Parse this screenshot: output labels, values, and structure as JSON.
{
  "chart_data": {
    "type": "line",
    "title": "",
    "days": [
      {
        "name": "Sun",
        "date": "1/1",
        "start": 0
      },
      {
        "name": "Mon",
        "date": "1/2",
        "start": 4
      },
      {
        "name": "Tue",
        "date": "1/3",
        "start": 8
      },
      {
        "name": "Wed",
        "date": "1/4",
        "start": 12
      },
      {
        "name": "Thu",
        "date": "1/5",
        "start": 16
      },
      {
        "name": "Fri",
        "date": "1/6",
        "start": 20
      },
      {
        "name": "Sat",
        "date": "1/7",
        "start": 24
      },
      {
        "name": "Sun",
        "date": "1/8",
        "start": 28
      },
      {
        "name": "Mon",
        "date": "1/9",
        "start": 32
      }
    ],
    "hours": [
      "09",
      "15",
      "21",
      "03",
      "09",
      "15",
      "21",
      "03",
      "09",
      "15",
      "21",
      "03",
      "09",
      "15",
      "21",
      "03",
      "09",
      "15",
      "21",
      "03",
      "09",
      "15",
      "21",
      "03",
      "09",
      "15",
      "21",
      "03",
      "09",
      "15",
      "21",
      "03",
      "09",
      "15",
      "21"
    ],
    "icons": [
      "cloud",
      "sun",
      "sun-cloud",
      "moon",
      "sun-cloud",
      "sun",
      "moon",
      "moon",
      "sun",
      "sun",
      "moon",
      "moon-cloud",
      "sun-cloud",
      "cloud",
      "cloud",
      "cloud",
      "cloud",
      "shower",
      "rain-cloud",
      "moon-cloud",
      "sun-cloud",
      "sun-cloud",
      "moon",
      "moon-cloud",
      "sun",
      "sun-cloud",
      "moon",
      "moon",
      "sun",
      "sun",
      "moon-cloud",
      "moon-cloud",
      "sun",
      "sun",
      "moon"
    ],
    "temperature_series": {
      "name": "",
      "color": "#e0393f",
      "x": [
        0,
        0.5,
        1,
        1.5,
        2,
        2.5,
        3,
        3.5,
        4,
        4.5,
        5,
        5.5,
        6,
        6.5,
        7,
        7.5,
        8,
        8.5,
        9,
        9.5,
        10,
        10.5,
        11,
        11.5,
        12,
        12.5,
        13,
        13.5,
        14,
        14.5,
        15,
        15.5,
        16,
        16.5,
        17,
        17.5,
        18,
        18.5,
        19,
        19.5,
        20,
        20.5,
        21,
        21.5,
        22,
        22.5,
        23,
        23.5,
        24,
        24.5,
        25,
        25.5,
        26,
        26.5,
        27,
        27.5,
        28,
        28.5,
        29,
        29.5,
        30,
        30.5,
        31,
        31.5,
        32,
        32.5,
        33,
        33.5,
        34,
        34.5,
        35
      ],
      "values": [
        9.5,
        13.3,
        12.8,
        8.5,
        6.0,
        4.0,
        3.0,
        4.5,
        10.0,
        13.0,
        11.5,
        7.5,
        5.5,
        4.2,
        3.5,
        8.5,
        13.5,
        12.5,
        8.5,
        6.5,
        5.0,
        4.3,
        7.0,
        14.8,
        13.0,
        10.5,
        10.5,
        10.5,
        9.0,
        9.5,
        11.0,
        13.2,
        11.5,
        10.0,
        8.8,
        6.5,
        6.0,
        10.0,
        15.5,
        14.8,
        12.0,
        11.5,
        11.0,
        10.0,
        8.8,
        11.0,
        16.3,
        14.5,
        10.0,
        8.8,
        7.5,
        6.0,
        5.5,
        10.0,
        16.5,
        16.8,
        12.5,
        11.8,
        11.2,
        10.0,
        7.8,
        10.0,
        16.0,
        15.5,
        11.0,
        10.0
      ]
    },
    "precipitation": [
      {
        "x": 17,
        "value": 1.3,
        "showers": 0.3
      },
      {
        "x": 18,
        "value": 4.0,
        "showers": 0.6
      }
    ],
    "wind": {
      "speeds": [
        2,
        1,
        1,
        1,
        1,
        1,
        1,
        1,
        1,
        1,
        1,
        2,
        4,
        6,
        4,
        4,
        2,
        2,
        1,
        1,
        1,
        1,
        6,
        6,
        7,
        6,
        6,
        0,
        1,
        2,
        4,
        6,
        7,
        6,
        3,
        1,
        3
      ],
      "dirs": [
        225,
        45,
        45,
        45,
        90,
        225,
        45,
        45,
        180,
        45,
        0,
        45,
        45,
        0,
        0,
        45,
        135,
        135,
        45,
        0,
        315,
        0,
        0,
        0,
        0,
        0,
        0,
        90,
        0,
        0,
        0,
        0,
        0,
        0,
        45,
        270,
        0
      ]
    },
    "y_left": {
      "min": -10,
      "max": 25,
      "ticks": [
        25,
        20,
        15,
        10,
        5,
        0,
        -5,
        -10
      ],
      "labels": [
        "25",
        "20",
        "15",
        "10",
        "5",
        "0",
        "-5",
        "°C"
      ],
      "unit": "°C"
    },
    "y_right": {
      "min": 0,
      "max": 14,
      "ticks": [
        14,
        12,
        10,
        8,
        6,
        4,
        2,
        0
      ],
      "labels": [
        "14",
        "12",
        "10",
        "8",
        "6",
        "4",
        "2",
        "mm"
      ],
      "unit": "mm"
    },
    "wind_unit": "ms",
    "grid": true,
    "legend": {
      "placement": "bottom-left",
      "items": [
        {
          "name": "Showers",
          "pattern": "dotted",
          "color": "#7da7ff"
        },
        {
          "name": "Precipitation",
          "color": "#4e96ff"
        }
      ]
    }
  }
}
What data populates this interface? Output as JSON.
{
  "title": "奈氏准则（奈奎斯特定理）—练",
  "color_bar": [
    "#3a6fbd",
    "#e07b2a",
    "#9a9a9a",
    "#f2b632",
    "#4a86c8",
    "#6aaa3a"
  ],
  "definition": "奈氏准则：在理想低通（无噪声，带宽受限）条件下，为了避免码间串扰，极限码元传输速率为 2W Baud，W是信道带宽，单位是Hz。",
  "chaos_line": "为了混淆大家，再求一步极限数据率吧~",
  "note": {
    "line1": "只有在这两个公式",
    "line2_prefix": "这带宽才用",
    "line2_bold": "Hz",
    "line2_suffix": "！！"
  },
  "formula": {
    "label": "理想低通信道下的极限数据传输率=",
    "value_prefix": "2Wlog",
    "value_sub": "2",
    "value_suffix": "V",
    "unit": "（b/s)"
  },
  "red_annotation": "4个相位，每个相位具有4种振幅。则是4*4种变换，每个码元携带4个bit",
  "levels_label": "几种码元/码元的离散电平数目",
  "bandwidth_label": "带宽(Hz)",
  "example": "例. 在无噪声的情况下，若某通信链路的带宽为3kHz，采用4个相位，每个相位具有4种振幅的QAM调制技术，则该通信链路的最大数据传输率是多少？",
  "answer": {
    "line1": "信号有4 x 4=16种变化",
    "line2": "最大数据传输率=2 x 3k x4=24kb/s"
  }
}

----

* [YOUR INSTRUCTIONS]:
Pick out all lines containing the string "values".

* [FINISHED EXERCISE]:
Parse this screenshot: output labels, values, and structure as JSON.
      "values": [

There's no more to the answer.